### THE EXERCISE
Each record that follows should be repeated exactly, minus any images.

==================================================

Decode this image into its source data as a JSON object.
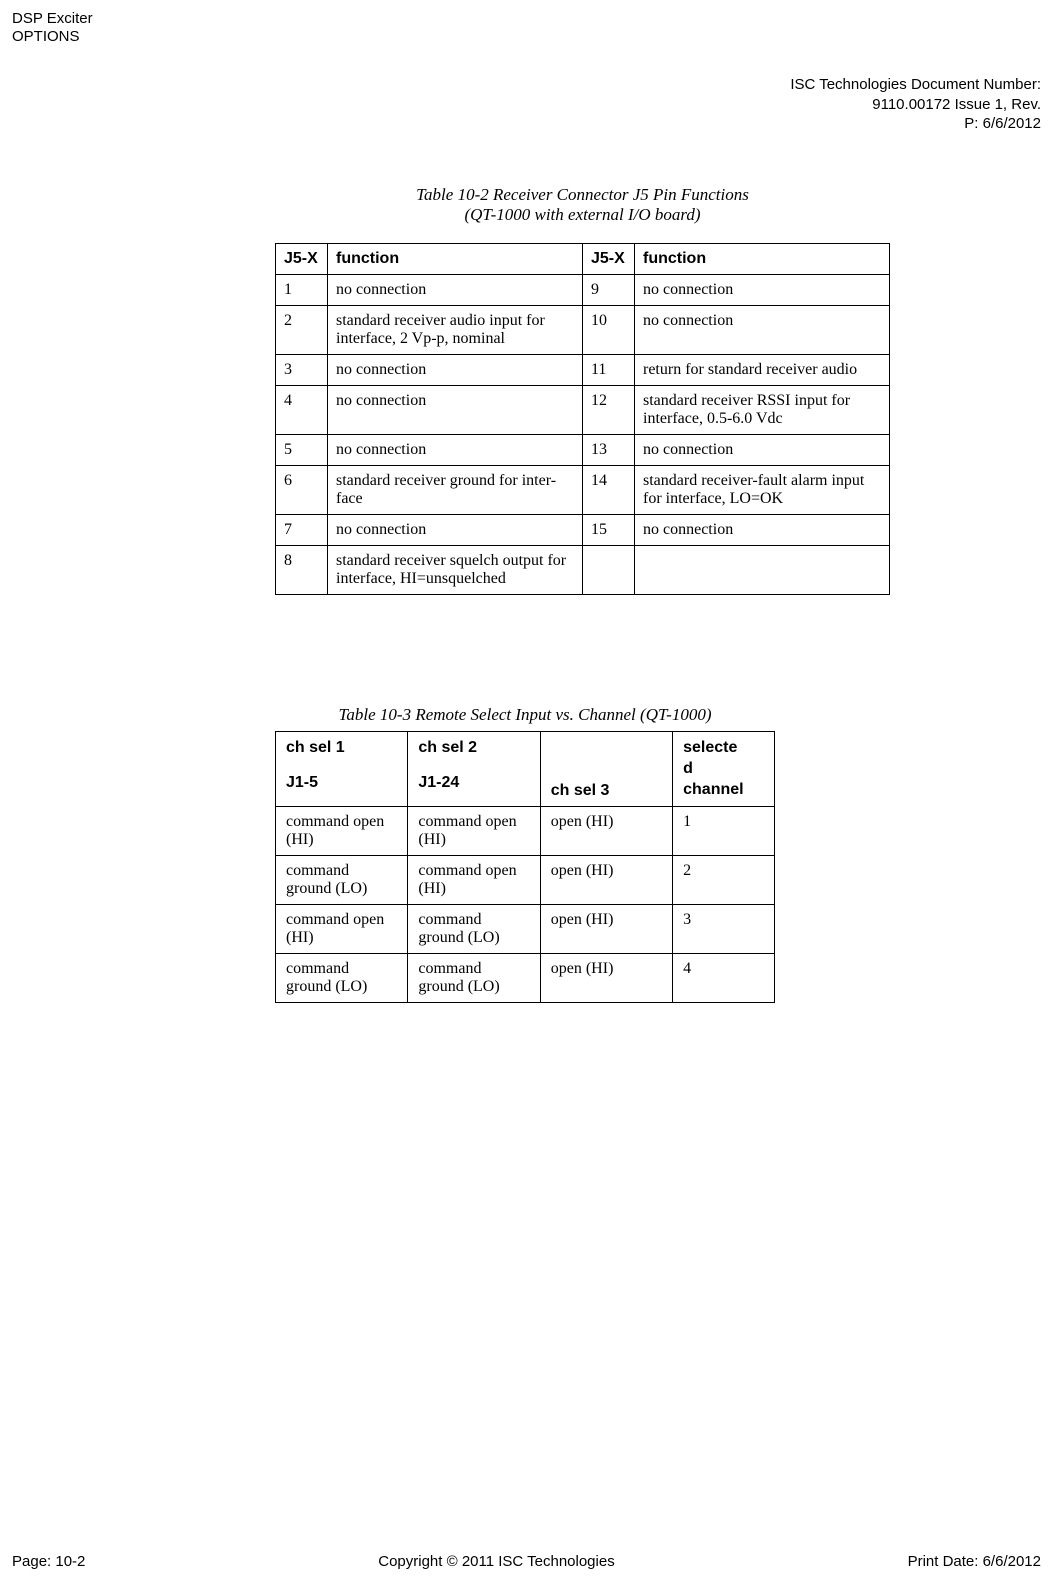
{
  "header": {
    "title_line1": "DSP Exciter",
    "title_line2": "OPTIONS",
    "doc_label": "ISC Technologies Document Number:",
    "doc_number": "9110.00172 Issue 1, Rev.",
    "doc_date": "P: 6/6/2012"
  },
  "table1": {
    "caption_line1": "Table 10-2 Receiver Connector J5 Pin Functions",
    "caption_line2": "(QT-1000 with external I/O board)",
    "headers": [
      "J5-X",
      "function",
      "J5-X",
      "function"
    ],
    "rows": [
      [
        "1",
        "no connection",
        "9",
        "no connection"
      ],
      [
        "2",
        "standard receiver audio input for interface, 2 Vp-p, nominal",
        "10",
        "no connection"
      ],
      [
        "3",
        "no connection",
        "11",
        "return for standard receiver audio"
      ],
      [
        "4",
        "no connection",
        "12",
        "standard receiver RSSI input for interface, 0.5-6.0 Vdc"
      ],
      [
        "5",
        "no connection",
        "13",
        "no connection"
      ],
      [
        "6",
        "standard receiver ground for inter-face",
        "14",
        "standard receiver-fault alarm input for interface, LO=OK"
      ],
      [
        "7",
        "no connection",
        "15",
        "no connection"
      ],
      [
        "8",
        "standard receiver squelch output for interface, HI=unsquelched",
        "",
        ""
      ]
    ]
  },
  "table2": {
    "caption": "Table 10-3 Remote Select Input vs. Channel (QT-1000)",
    "headers": {
      "h1_line1": "ch sel 1",
      "h1_line2": "J1-5",
      "h2_line1": "ch sel 2",
      "h2_line2": "J1-24",
      "h3": "ch sel 3",
      "h4_line1": "selecte",
      "h4_line2": "d",
      "h4_line3": "channel"
    },
    "rows": [
      [
        "command open (HI)",
        "command open (HI)",
        "open (HI)",
        "1"
      ],
      [
        "command ground (LO)",
        "command open (HI)",
        "open (HI)",
        "2"
      ],
      [
        "command open (HI)",
        "command ground (LO)",
        "open (HI)",
        "3"
      ],
      [
        "command ground (LO)",
        "command ground (LO)",
        "open (HI)",
        "4"
      ]
    ]
  },
  "footer": {
    "page": "Page: 10-2",
    "copyright": "Copyright © 2011 ISC Technologies",
    "print_date": "Print Date: 6/6/2012"
  }
}
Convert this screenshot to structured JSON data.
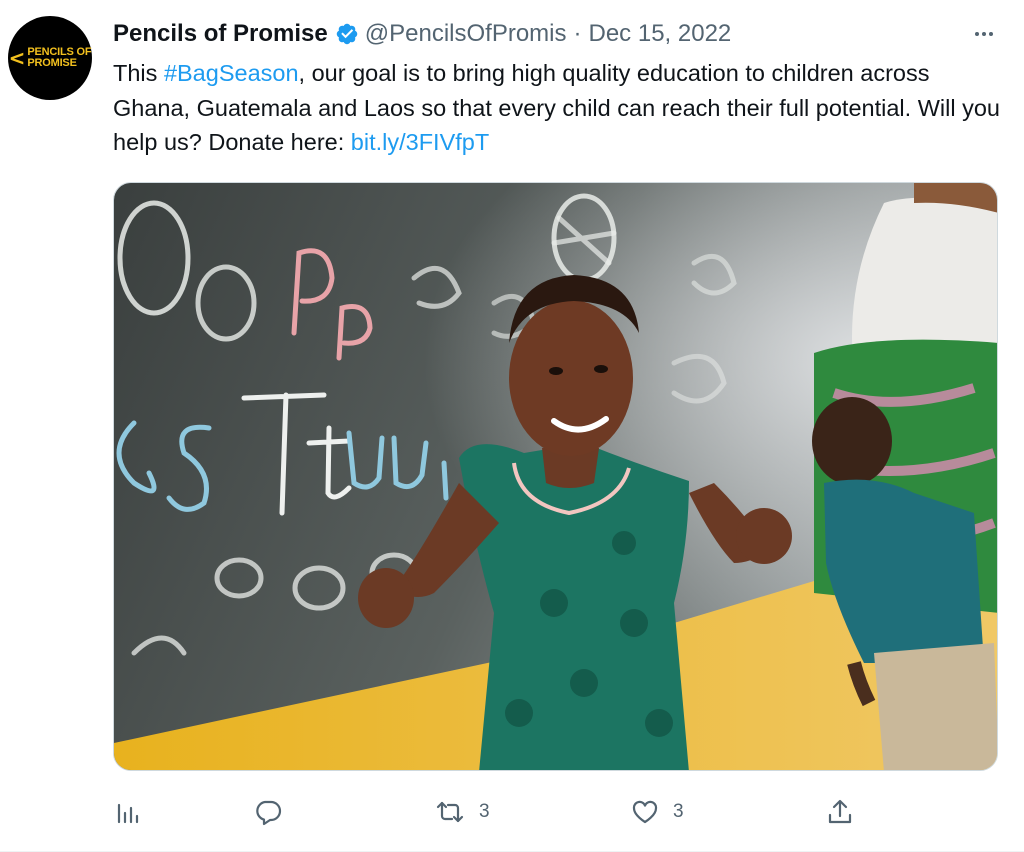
{
  "account": {
    "name": "Pencils of Promise",
    "handle": "@PencilsOfPromis",
    "separator": "·",
    "date": "Dec 15, 2022",
    "avatar_logo_lines": [
      "PENCILS OF",
      "PROMISE"
    ]
  },
  "tweet": {
    "text_before": "This ",
    "hashtag": "#BagSeason",
    "text_after": ", our goal is to bring high quality education to children across Ghana, Guatemala and Laos so that every child can reach their full potential. Will you help us? Donate here: ",
    "link": "bit.ly/3FIVfpT"
  },
  "actions": {
    "analytics": {
      "icon": "bar-chart-icon"
    },
    "reply": {
      "icon": "speech-bubble-icon"
    },
    "retweet": {
      "icon": "retweet-icon",
      "count": "3"
    },
    "like": {
      "icon": "heart-icon",
      "count": "3"
    },
    "share": {
      "icon": "share-upload-icon"
    }
  },
  "colors": {
    "text": "#0f1419",
    "secondary": "#536471",
    "link": "#1d9bf0",
    "verified": "#1d9bf0",
    "brand_yellow": "#f2c01e"
  }
}
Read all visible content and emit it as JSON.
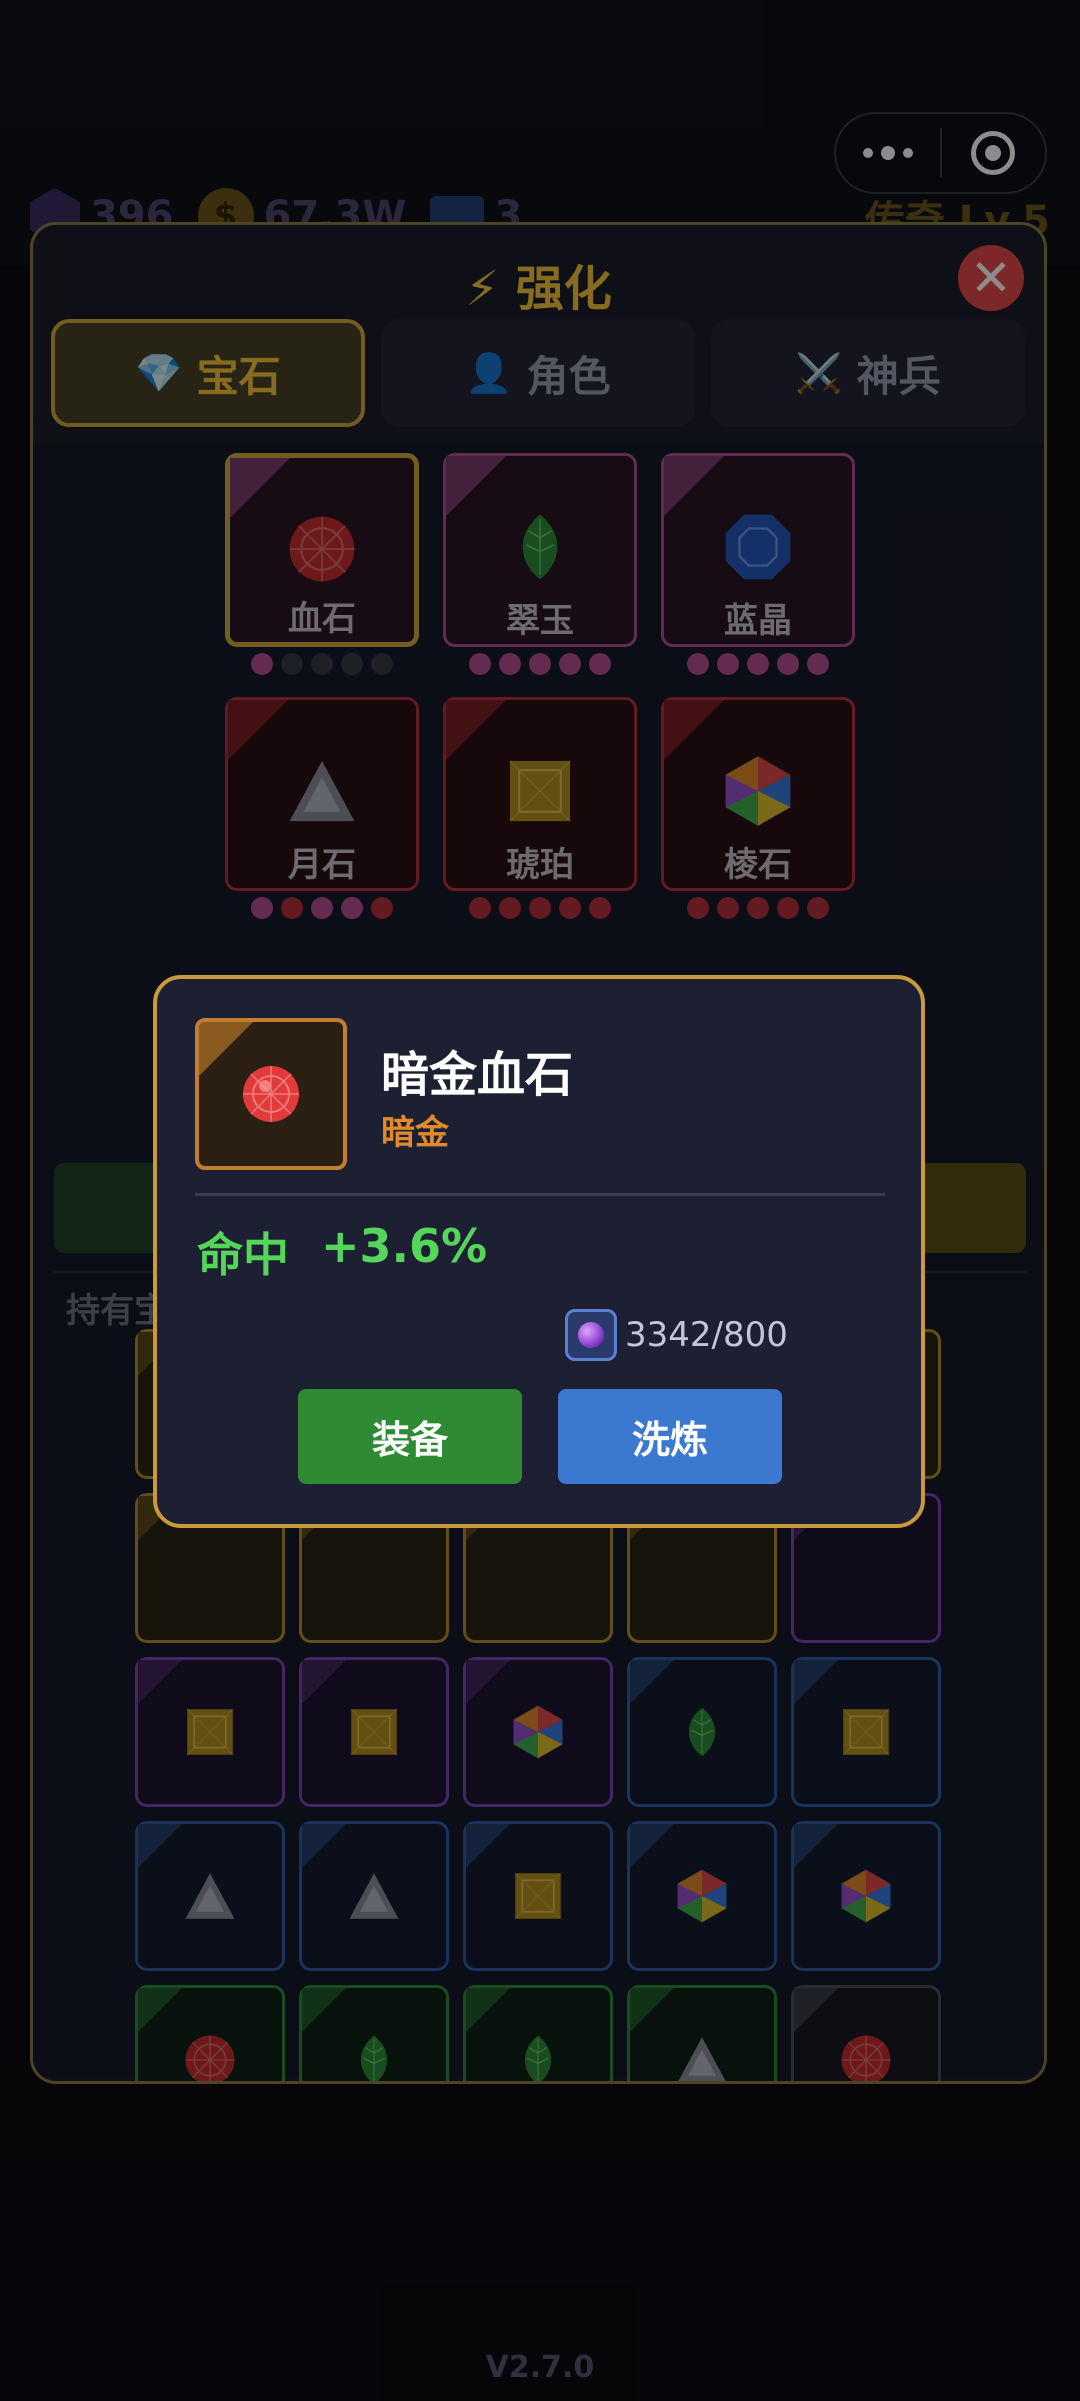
{
  "resources": {
    "gems": "396",
    "gold": "67.3W",
    "tickets": "3",
    "coin_symbol": "$"
  },
  "rank": "传奇 Lv.5",
  "panel": {
    "title": "⚡ 强化",
    "close_label": "✕",
    "tabs": [
      {
        "icon": "💎",
        "label": "宝石",
        "active": true
      },
      {
        "icon": "👤",
        "label": "角色",
        "active": false
      },
      {
        "icon": "⚔️",
        "label": "神兵",
        "active": false
      }
    ]
  },
  "gem_slots": [
    {
      "name": "血石",
      "icon": "ruby-icon",
      "color": "pink",
      "selected": true,
      "pips": [
        1,
        0,
        0,
        0,
        0
      ]
    },
    {
      "name": "翠玉",
      "icon": "leaf-icon",
      "color": "pink",
      "selected": false,
      "pips": [
        1,
        1,
        1,
        1,
        1
      ]
    },
    {
      "name": "蓝晶",
      "icon": "octagon-gem-icon",
      "color": "pink",
      "selected": false,
      "pips": [
        1,
        1,
        1,
        1,
        1
      ]
    },
    {
      "name": "月石",
      "icon": "triangle-gem-icon",
      "color": "red",
      "selected": false,
      "pips": [
        2,
        1,
        2,
        2,
        1
      ]
    },
    {
      "name": "琥珀",
      "icon": "square-gem-icon",
      "color": "red",
      "selected": false,
      "pips": [
        1,
        1,
        1,
        1,
        1
      ]
    },
    {
      "name": "棱石",
      "icon": "hexagon-gem-icon",
      "color": "red",
      "selected": false,
      "pips": [
        1,
        1,
        1,
        1,
        1
      ]
    }
  ],
  "held_label": "持有宝",
  "inventory": [
    [
      "gold",
      "gold",
      "gold",
      "gold",
      "gold"
    ],
    [
      "gold",
      "gold",
      "gold",
      "gold",
      "purple"
    ],
    [
      "purple",
      "purple",
      "purple",
      "blue",
      "blue"
    ],
    [
      "blue",
      "blue",
      "blue",
      "blue",
      "blue"
    ],
    [
      "green",
      "green",
      "green",
      "green",
      "gray"
    ],
    [
      "gray",
      "gray",
      "gray",
      "gray",
      "gray"
    ]
  ],
  "inventory_icons": [
    [
      "",
      "",
      "",
      "",
      ""
    ],
    [
      "",
      "",
      "",
      "",
      ""
    ],
    [
      "square",
      "square",
      "hexagon",
      "leaf",
      "square"
    ],
    [
      "triangle",
      "triangle",
      "square",
      "hexagon",
      "hexagon"
    ],
    [
      "ruby",
      "leaf",
      "leaf",
      "triangle",
      "ruby"
    ],
    [
      "ruby",
      "leaf",
      "leaf",
      "leaf",
      "octagon"
    ]
  ],
  "popup": {
    "name": "暗金血石",
    "grade": "暗金",
    "stat_name": "命中",
    "stat_value": "+3.6%",
    "cost": "3342/800",
    "equip_label": "装备",
    "refine_label": "洗炼"
  },
  "version": "V2.7.0",
  "colors": {
    "accent_gold": "#f6c33a",
    "close_red": "#e24a4a",
    "stat_green": "#55d65a",
    "equip_green": "#2f8a34",
    "refine_blue": "#3b78d0"
  }
}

==================================================

### RESULT OF THIS EXERCISE
Decode this image into its source data as a JSON object.
{
  "header": {
    "title_line1": "DSP Exciter",
    "title_line2": "OPTIONS",
    "doc_label": "ISC Technologies Document Number:",
    "doc_number": "9110.00172 Issue 1, Rev.",
    "doc_date": "P: 6/6/2012"
  },
  "table1": {
    "caption_line1": "Table 10-2 Receiver Connector J5 Pin Functions",
    "caption_line2": "(QT-1000 with external I/O board)",
    "headers": [
      "J5-X",
      "function",
      "J5-X",
      "function"
    ],
    "rows": [
      [
        "1",
        "no connection",
        "9",
        "no connection"
      ],
      [
        "2",
        "standard receiver audio input for interface, 2 Vp-p, nominal",
        "10",
        "no connection"
      ],
      [
        "3",
        "no connection",
        "11",
        "return for standard receiver audio"
      ],
      [
        "4",
        "no connection",
        "12",
        "standard receiver RSSI input for interface, 0.5-6.0 Vdc"
      ],
      [
        "5",
        "no connection",
        "13",
        "no connection"
      ],
      [
        "6",
        "standard receiver ground for inter-face",
        "14",
        "standard receiver-fault alarm input for interface, LO=OK"
      ],
      [
        "7",
        "no connection",
        "15",
        "no connection"
      ],
      [
        "8",
        "standard receiver squelch output for interface, HI=unsquelched",
        "",
        ""
      ]
    ]
  },
  "table2": {
    "caption": "Table 10-3 Remote Select Input vs. Channel (QT-1000)",
    "headers": {
      "h1_line1": "ch sel 1",
      "h1_line2": "J1-5",
      "h2_line1": "ch sel 2",
      "h2_line2": "J1-24",
      "h3": "ch sel 3",
      "h4_line1": "selecte",
      "h4_line2": "d",
      "h4_line3": "channel"
    },
    "rows": [
      [
        "command open (HI)",
        "command open (HI)",
        "open (HI)",
        "1"
      ],
      [
        "command ground (LO)",
        "command open (HI)",
        "open (HI)",
        "2"
      ],
      [
        "command open (HI)",
        "command ground (LO)",
        "open (HI)",
        "3"
      ],
      [
        "command ground (LO)",
        "command ground (LO)",
        "open (HI)",
        "4"
      ]
    ]
  },
  "footer": {
    "page": "Page: 10-2",
    "copyright": "Copyright © 2011 ISC Technologies",
    "print_date": "Print Date: 6/6/2012"
  }
}
Convert this screenshot to structured JSON data.
{
  "account": {
    "name": "Pencils of Promise",
    "handle": "@PencilsOfPromis",
    "separator": "·",
    "date": "Dec 15, 2022",
    "avatar_logo_lines": [
      "PENCILS OF",
      "PROMISE"
    ]
  },
  "tweet": {
    "text_before": "This ",
    "hashtag": "#BagSeason",
    "text_after": ", our goal is to bring high quality education to children across Ghana, Guatemala and Laos so that every child can reach their full potential. Will you help us? Donate here: ",
    "link": "bit.ly/3FIVfpT"
  },
  "actions": {
    "analytics": {
      "icon": "bar-chart-icon"
    },
    "reply": {
      "icon": "speech-bubble-icon"
    },
    "retweet": {
      "icon": "retweet-icon",
      "count": "3"
    },
    "like": {
      "icon": "heart-icon",
      "count": "3"
    },
    "share": {
      "icon": "share-upload-icon"
    }
  },
  "colors": {
    "text": "#0f1419",
    "secondary": "#536471",
    "link": "#1d9bf0",
    "verified": "#1d9bf0",
    "brand_yellow": "#f2c01e"
  }
}
Read all visible content and emit it as JSON.
{
  "resources": {
    "gems": "396",
    "gold": "67.3W",
    "tickets": "3",
    "coin_symbol": "$"
  },
  "rank": "传奇 Lv.5",
  "panel": {
    "title": "⚡ 强化",
    "close_label": "✕",
    "tabs": [
      {
        "icon": "💎",
        "label": "宝石",
        "active": true
      },
      {
        "icon": "👤",
        "label": "角色",
        "active": false
      },
      {
        "icon": "⚔️",
        "label": "神兵",
        "active": false
      }
    ]
  },
  "gem_slots": [
    {
      "name": "血石",
      "icon": "ruby-icon",
      "color": "pink",
      "selected": true,
      "pips": [
        1,
        0,
        0,
        0,
        0
      ]
    },
    {
      "name": "翠玉",
      "icon": "leaf-icon",
      "color": "pink",
      "selected": false,
      "pips": [
        1,
        1,
        1,
        1,
        1
      ]
    },
    {
      "name": "蓝晶",
      "icon": "octagon-gem-icon",
      "color": "pink",
      "selected": false,
      "pips": [
        1,
        1,
        1,
        1,
        1
      ]
    },
    {
      "name": "月石",
      "icon": "triangle-gem-icon",
      "color": "red",
      "selected": false,
      "pips": [
        2,
        1,
        2,
        2,
        1
      ]
    },
    {
      "name": "琥珀",
      "icon": "square-gem-icon",
      "color": "red",
      "selected": false,
      "pips": [
        1,
        1,
        1,
        1,
        1
      ]
    },
    {
      "name": "棱石",
      "icon": "hexagon-gem-icon",
      "color": "red",
      "selected": false,
      "pips": [
        1,
        1,
        1,
        1,
        1
      ]
    }
  ],
  "held_label": "持有宝",
  "inventory": [
    [
      "gold",
      "gold",
      "gold",
      "gold",
      "gold"
    ],
    [
      "gold",
      "gold",
      "gold",
      "gold",
      "purple"
    ],
    [
      "purple",
      "purple",
      "purple",
      "blue",
      "blue"
    ],
    [
      "blue",
      "blue",
      "blue",
      "blue",
      "blue"
    ],
    [
      "green",
      "green",
      "green",
      "green",
      "gray"
    ],
    [
      "gray",
      "gray",
      "gray",
      "gray",
      "gray"
    ]
  ],
  "inventory_icons": [
    [
      "",
      "",
      "",
      "",
      ""
    ],
    [
      "",
      "",
      "",
      "",
      ""
    ],
    [
      "square",
      "square",
      "hexagon",
      "leaf",
      "square"
    ],
    [
      "triangle",
      "triangle",
      "square",
      "hexagon",
      "hexagon"
    ],
    [
      "ruby",
      "leaf",
      "leaf",
      "triangle",
      "ruby"
    ],
    [
      "ruby",
      "leaf",
      "leaf",
      "leaf",
      "octagon"
    ]
  ],
  "popup": {
    "name": "暗金血石",
    "grade": "暗金",
    "stat_name": "命中",
    "stat_value": "+3.6%",
    "cost": "3342/800",
    "equip_label": "装备",
    "refine_label": "洗炼"
  },
  "version": "V2.7.0",
  "colors": {
    "accent_gold": "#f6c33a",
    "close_red": "#e24a4a",
    "stat_green": "#55d65a",
    "equip_green": "#2f8a34",
    "refine_blue": "#3b78d0"
  }
}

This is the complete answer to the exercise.